▶ [What you need to do]:
1. Copy, word for word, everything in the mesh governance text from "There is, however, controversy" down to "been sorely lacking.".
2. Carry on the essay on mesh governance from the point where it stops.
─── Excerpted text
The Case for Mesh Governance


COVID-19 has put intense pressure on governments around the world. Aside the tragic loss of life, the pandemic has also acted as a natural experiment in best-practice governance. We can learn from the variety of governmental responses in order to perform better when confronted by similar challenges.

There is, however, controversy about which lessons we should learn. Advocates of centralised government point to our experiences in Aotearoa New Zealand as proof that centralisation ensures efficiency and clarity. Meanwhile, advocates of decentralisation underline how important the semi-autonomy of states and cities has been in the United States, where clear federal co-ordination has been sorely lacking.

Mulgan argues that neither of these impulses is correct. Instead, the most successful responses to COVID-19 have been marked not by an entrenchment of hierarchy but by a willingness to work across it. He calls this “mesh governance”, which he defines as “an integration of multiple tiers, acting together, sharing data, lessons and insights.” Physical mesh combines vertical and horizontal links in order to make a system (whether in fabric or in a computer-based system) stronger.

He points to a number of examples of mesh governance, such as South Korea’s Central Crisis Management Committee (which is composed of representatives from both national ministries and large cities), Australia’s Council of Australian Governments (which brings together both national and state governments), and the UK’s now-defunct Government Regional Offices (which performed a similar function with different regions and cities).
──────
─── Data records
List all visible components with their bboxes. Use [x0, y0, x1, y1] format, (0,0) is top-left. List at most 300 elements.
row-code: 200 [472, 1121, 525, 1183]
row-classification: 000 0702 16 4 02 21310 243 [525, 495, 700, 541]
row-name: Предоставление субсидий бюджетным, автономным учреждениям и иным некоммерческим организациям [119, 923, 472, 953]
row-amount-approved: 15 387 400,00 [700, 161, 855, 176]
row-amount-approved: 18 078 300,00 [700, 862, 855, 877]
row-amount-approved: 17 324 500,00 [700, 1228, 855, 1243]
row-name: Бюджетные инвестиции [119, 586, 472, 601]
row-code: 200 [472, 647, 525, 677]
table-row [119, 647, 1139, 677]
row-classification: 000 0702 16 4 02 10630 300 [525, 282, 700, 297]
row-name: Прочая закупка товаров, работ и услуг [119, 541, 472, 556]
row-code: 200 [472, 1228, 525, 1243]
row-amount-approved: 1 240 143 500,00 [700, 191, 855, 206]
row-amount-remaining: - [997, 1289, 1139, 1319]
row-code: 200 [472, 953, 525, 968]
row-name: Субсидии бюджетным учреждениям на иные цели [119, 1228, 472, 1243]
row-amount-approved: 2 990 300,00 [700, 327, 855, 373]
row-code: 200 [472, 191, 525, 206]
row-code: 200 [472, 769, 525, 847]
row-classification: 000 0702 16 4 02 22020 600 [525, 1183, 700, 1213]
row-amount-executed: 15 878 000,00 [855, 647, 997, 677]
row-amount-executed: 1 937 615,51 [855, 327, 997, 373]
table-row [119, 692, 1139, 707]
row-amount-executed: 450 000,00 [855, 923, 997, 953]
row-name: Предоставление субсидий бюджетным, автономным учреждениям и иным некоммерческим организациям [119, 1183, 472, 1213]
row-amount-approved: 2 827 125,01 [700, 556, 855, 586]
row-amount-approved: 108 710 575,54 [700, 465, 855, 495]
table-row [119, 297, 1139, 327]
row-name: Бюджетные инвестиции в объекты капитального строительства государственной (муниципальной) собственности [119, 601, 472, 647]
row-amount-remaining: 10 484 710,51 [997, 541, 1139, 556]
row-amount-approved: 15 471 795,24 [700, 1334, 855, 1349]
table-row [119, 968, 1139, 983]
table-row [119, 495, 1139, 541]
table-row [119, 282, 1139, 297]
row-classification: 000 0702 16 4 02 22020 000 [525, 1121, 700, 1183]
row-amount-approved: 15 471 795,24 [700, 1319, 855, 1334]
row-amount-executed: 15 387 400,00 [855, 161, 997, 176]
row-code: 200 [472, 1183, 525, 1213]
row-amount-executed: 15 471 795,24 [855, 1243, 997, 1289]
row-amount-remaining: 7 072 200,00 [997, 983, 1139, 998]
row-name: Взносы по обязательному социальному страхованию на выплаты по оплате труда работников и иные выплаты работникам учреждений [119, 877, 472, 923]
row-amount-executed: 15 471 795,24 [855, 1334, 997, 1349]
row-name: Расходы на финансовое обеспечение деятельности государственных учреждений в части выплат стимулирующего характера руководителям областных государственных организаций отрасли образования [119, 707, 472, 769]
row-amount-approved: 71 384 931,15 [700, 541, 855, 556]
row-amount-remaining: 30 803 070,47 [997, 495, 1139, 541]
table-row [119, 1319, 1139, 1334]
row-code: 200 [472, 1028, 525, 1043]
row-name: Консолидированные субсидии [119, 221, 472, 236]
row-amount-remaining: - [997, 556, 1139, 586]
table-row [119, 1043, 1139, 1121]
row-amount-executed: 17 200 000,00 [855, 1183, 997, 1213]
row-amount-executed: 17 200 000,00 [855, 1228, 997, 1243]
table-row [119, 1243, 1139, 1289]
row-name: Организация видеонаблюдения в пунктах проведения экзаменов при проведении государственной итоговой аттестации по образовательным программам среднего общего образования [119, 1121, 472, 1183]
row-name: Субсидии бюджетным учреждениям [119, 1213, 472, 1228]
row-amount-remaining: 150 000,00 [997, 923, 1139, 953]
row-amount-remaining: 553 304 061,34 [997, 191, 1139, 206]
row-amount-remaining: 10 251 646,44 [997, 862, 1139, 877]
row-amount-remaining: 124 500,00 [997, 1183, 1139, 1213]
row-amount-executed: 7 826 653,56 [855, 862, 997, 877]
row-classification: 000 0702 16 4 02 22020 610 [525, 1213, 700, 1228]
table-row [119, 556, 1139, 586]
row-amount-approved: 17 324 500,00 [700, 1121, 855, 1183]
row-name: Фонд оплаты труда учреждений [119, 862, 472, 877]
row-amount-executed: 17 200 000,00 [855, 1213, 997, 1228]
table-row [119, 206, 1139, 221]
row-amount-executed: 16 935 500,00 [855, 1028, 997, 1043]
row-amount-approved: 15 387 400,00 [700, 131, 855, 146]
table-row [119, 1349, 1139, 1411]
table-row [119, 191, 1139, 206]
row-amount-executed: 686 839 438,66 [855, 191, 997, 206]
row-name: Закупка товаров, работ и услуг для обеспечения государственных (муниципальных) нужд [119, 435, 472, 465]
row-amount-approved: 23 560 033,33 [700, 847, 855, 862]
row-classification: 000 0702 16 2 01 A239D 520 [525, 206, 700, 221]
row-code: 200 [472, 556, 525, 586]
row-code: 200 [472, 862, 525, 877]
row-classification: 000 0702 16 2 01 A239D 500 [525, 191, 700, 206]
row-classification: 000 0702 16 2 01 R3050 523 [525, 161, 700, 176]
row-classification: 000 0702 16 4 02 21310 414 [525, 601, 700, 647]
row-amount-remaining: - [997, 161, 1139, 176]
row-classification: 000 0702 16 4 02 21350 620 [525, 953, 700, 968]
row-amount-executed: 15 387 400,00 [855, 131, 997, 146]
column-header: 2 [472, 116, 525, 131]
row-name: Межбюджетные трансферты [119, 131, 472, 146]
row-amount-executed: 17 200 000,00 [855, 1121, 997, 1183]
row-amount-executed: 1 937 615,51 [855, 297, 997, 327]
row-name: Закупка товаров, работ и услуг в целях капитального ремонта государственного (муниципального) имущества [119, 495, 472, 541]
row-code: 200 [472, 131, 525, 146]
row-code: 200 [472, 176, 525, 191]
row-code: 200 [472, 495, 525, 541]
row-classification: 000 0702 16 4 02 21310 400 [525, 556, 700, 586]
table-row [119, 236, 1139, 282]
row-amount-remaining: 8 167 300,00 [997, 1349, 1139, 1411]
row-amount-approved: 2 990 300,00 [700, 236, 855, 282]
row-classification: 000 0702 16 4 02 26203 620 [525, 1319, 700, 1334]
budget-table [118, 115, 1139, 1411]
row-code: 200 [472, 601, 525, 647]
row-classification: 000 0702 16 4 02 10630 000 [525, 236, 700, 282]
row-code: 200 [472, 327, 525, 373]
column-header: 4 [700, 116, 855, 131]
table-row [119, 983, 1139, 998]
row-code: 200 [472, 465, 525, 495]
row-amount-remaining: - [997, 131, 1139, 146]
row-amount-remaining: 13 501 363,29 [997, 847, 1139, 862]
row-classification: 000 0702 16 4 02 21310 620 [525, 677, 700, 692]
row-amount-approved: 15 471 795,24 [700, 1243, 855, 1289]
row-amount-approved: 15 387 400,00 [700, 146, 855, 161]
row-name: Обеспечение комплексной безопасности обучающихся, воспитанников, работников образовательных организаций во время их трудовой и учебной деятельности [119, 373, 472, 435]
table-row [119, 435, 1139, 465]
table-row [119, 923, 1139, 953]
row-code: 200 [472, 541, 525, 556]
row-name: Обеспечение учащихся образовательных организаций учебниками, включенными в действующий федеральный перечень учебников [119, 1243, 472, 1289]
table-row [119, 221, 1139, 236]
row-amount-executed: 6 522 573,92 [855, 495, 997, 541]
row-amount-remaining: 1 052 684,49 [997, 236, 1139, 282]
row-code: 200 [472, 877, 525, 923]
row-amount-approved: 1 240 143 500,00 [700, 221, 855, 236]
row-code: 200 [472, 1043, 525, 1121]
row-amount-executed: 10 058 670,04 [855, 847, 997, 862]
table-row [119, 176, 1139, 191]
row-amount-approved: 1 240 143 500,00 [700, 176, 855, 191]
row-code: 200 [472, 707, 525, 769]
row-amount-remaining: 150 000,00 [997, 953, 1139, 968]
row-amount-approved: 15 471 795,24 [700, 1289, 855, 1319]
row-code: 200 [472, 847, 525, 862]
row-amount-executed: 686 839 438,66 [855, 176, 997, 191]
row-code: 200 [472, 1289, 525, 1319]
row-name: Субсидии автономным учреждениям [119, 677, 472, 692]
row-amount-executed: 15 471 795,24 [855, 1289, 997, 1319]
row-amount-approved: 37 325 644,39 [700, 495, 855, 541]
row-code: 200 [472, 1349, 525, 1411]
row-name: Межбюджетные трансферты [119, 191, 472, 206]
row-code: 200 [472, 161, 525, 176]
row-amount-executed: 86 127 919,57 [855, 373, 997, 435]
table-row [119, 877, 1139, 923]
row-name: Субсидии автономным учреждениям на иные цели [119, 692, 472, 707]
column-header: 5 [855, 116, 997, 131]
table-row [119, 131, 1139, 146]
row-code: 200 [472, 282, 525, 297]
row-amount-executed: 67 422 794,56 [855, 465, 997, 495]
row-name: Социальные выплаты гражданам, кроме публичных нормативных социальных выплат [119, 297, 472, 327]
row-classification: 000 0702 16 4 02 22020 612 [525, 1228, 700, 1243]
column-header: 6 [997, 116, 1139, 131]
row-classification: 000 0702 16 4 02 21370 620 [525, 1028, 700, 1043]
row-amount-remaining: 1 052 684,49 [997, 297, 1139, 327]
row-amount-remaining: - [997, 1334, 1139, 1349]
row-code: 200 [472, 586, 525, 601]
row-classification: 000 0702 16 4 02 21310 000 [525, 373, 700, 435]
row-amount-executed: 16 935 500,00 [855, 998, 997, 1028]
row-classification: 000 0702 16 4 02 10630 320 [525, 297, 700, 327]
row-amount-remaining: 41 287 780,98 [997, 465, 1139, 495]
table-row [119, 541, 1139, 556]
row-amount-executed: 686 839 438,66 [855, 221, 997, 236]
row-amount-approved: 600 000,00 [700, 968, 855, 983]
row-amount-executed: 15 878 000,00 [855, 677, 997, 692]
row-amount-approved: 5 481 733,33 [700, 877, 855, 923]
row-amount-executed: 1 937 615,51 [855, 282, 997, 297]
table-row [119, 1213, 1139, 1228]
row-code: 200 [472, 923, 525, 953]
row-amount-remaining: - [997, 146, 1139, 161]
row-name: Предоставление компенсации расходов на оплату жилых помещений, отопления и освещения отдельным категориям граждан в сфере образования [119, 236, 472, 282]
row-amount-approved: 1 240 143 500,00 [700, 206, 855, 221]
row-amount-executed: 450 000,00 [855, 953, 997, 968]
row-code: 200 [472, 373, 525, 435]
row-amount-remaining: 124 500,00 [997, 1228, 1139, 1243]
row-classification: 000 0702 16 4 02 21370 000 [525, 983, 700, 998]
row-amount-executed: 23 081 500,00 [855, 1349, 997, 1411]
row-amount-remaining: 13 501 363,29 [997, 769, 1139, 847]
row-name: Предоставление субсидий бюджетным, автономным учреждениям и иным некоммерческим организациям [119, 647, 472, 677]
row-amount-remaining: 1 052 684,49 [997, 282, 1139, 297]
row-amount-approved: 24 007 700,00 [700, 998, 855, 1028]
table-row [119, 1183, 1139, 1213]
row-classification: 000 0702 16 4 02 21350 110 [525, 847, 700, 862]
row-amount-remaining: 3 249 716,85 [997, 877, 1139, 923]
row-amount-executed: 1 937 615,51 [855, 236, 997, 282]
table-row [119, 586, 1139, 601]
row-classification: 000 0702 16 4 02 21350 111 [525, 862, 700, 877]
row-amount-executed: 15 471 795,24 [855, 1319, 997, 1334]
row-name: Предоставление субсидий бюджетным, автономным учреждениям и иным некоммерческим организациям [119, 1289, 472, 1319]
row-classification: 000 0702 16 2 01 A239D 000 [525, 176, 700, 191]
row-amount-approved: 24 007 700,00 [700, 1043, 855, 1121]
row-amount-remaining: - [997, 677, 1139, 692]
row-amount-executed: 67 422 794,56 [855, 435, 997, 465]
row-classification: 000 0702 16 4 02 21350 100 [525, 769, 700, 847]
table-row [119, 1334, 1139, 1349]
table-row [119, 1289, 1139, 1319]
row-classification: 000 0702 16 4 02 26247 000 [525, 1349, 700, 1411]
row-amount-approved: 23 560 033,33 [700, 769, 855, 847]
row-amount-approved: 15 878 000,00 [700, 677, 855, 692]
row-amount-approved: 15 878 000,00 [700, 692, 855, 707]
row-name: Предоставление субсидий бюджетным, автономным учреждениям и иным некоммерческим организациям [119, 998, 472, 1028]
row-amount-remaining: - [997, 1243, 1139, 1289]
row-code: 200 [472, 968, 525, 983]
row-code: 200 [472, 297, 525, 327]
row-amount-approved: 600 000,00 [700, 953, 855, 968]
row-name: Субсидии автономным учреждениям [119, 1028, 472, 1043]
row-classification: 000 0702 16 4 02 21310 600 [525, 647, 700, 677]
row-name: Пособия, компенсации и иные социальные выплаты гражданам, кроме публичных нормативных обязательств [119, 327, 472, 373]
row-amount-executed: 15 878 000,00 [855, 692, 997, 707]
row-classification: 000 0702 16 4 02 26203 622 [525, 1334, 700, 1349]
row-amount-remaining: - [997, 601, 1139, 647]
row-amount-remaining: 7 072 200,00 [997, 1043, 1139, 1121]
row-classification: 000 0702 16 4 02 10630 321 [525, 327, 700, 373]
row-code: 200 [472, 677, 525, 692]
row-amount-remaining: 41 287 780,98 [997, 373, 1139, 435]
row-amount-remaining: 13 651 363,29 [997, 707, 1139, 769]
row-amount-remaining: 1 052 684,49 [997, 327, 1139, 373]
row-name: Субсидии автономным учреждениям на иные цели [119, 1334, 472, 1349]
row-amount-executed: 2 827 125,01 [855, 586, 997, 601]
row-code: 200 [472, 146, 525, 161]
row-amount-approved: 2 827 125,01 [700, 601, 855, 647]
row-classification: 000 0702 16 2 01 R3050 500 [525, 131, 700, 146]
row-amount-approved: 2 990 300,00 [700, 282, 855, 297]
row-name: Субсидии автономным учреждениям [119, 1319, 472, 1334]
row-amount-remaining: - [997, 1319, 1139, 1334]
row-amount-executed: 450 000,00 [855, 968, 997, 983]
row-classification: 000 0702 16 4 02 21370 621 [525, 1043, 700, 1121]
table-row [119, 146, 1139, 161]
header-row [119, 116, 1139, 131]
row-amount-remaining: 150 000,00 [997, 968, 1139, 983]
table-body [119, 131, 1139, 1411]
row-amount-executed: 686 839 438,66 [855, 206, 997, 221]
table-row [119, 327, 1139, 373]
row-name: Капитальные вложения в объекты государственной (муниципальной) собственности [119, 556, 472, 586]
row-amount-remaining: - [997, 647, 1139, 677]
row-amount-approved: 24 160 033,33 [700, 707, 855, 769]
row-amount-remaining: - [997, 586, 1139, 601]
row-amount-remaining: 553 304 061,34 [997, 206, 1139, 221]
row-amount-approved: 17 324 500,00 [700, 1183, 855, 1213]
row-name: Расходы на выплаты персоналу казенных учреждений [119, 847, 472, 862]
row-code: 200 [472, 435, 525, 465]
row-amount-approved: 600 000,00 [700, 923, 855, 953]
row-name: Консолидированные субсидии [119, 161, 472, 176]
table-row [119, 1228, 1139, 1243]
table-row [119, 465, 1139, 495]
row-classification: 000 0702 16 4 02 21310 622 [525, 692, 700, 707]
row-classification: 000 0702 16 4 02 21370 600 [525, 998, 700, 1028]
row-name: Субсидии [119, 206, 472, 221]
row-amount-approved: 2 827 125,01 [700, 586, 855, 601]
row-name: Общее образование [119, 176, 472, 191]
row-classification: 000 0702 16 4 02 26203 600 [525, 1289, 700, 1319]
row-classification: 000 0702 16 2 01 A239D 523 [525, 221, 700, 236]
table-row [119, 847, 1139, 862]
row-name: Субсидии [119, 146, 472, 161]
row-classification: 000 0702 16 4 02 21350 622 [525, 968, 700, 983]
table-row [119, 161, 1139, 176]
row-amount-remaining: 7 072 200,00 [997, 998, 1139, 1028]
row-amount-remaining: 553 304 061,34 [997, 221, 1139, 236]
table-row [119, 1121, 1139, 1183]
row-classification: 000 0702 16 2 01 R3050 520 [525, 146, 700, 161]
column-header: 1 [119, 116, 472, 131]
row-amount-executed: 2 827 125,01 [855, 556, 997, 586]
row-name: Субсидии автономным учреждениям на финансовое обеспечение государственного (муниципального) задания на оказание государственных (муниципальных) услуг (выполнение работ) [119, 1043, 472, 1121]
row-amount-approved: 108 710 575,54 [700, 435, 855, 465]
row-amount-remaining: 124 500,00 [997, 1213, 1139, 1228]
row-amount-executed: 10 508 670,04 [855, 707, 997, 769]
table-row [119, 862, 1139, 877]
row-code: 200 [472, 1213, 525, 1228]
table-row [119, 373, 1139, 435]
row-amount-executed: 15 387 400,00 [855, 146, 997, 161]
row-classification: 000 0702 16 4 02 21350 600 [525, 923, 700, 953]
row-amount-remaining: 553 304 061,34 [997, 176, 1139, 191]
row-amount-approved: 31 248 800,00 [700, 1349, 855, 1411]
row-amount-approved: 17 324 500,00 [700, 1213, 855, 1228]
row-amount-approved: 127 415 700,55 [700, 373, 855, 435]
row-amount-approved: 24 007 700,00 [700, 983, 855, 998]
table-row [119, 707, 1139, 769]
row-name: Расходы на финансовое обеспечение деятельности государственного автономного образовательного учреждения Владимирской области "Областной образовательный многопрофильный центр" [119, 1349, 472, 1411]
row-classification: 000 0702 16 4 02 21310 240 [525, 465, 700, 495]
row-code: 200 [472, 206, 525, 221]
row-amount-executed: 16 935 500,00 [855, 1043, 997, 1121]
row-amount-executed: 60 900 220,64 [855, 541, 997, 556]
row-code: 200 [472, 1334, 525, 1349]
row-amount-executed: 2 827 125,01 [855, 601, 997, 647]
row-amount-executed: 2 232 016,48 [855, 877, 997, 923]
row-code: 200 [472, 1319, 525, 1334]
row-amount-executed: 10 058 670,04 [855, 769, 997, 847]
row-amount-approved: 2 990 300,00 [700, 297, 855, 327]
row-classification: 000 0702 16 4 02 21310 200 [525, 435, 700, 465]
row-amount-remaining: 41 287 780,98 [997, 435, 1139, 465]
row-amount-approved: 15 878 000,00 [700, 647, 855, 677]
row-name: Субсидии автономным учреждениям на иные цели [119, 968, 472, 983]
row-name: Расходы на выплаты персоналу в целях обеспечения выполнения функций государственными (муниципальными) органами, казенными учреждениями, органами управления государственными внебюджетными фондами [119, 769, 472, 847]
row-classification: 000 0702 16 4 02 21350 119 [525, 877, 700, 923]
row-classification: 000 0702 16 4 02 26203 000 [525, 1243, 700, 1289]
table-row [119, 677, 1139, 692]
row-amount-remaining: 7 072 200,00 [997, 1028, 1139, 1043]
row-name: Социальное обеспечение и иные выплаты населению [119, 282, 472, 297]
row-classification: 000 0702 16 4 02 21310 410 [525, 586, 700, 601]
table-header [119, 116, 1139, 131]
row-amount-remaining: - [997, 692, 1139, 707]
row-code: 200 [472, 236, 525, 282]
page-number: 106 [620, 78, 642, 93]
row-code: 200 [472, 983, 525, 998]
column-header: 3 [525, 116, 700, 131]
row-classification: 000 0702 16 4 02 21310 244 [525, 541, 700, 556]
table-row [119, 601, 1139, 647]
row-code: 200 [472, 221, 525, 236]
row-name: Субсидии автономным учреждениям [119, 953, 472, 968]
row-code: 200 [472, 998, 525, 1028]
──────
▶ [Answer list]:
1.
There is, however, controversy about which lessons we should learn. Advocates of centralised government point to our experiences in Aotearoa New Zealand as proof that centralisation ensures efficiency and clarity. Meanwhile, advocates of decentralisation underline how important the semi-autonomy of states and cities has been in the United States, where clear federal co-ordination has been sorely lacking.

2.
According to Mulgan, mesh governance has a number of key features:

  • 1) Support for relationships and networks – the central goal of mesh governance is not merely to establish meetings where different tiers of government are represented, but to foster genuinely trusting relationships between those different tiers. If individuals and groups from each tier can engage with each other and build informal networks, then it will be easier to co-ordinate formal machinery across hierarchies.

  • 2) Co-ordinated vision and problem formation –  in order to co-ordinate policy responses, it is crucial to first agree on what the problem being confronted is and what is likely to come next. With that shared vision, solution-oriented policy making becomes much smoother.

  • 3) Combined problem-solving teams – having generated a shared vision, problem-solving teams composed of officials from across the hierarchy can build customised policy responses that draw on expertise from each tier and so are more likely to receive buy-in.

  • 4) Integration of other civil society actors – mesh governance should engage actors from across civil society. Universities, think tanks, and advocacy organisations will also have invaluable expertise and experience, which they can contribute to ease the policy-creation and implementation process.

  • 5) Combined curation of data – a difficulty for co-ordinated government responses is that the actors involved are often operating with different sources of information that occasionally point in different ways. Joint curation of data allows a more comprehensive and accurate data picture, which all actors can draw from together.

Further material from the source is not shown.